▶ PROBLEM STATEMENT
Work out how many lines of the listing hold the string "ylabel", then answer with that number and nothing else.

▶ DATA EXTRACT

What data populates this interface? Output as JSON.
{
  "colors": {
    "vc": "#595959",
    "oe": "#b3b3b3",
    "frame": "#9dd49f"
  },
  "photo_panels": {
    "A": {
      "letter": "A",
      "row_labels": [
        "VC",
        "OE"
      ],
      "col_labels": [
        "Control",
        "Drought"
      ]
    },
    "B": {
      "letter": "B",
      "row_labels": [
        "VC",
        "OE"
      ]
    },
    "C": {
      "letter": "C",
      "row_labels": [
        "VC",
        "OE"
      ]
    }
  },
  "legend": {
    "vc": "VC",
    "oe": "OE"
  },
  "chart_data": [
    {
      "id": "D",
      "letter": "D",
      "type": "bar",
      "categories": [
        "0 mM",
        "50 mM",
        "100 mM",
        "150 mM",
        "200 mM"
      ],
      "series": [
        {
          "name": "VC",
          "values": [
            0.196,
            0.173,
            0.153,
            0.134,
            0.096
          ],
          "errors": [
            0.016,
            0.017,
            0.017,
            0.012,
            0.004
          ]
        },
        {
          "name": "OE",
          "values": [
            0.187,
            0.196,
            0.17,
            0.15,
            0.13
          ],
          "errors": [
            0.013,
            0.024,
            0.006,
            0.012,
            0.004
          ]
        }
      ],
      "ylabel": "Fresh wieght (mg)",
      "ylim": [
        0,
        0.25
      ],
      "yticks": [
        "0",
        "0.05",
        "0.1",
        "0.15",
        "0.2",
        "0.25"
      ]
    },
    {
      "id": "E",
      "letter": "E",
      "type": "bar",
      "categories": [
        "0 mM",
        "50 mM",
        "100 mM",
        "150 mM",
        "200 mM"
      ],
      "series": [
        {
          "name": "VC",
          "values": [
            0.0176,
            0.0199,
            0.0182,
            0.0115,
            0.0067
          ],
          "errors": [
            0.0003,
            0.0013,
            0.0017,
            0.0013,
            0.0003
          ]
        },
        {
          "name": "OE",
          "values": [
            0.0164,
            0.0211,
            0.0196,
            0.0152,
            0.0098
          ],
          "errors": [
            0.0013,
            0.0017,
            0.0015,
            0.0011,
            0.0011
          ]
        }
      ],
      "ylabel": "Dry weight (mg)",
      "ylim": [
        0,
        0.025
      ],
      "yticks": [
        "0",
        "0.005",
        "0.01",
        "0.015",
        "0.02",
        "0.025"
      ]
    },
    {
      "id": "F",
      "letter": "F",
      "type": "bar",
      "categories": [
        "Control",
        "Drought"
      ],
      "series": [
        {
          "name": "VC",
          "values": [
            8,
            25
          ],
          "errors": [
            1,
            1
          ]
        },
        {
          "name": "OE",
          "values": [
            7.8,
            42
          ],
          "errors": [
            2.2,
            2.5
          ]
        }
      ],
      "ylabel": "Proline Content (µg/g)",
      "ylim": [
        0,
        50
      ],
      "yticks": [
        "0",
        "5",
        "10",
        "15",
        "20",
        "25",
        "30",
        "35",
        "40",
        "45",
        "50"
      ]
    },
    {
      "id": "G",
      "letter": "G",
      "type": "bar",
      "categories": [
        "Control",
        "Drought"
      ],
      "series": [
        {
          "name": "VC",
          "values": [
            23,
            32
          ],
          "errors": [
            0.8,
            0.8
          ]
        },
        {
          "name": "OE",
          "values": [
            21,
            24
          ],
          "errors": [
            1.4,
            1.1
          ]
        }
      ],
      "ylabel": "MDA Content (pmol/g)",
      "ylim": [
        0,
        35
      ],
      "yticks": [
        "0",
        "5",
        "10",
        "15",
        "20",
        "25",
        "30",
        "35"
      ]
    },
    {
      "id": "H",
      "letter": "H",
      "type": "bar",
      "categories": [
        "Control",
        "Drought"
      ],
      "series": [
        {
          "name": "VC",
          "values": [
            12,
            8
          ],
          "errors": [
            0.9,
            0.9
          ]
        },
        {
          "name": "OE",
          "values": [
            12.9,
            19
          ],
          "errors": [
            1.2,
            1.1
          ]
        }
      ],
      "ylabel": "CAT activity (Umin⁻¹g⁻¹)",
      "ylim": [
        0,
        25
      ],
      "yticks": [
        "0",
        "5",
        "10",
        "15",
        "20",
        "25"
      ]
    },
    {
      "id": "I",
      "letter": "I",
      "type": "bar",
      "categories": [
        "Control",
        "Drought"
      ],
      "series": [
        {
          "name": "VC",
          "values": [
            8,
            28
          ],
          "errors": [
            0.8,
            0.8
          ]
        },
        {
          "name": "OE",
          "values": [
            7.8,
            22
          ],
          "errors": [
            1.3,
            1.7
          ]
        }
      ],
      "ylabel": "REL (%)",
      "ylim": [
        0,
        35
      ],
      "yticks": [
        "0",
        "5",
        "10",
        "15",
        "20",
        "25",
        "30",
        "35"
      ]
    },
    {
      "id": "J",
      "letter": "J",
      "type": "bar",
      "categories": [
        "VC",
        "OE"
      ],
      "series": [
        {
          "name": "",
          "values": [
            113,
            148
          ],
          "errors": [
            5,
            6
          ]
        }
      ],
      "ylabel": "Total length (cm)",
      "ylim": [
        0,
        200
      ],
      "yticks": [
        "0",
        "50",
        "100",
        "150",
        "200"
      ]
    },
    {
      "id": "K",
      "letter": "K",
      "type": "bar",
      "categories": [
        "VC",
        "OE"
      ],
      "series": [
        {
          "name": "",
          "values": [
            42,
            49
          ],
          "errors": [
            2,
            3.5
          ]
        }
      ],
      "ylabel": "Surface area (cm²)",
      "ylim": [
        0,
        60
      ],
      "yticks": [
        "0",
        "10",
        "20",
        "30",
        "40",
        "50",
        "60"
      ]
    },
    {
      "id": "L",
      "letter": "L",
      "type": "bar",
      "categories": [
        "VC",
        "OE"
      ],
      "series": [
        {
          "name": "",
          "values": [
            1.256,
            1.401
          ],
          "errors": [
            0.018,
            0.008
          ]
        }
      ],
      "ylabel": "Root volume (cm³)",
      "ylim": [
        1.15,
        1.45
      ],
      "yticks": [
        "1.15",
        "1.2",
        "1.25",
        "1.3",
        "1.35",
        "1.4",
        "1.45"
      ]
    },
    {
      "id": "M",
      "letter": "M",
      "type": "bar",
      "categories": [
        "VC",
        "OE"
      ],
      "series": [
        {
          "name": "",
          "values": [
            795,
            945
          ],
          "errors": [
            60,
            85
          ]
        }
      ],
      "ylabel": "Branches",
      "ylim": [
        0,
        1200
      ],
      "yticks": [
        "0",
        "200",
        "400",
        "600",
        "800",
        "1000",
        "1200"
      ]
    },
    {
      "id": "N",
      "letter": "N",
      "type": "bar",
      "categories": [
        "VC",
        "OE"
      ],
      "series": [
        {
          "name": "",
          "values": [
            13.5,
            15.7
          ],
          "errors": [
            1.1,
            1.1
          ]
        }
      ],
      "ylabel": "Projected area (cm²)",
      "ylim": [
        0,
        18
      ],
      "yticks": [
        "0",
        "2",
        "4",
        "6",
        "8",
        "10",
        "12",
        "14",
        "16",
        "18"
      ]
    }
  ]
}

▶ ANSWER BELOW
11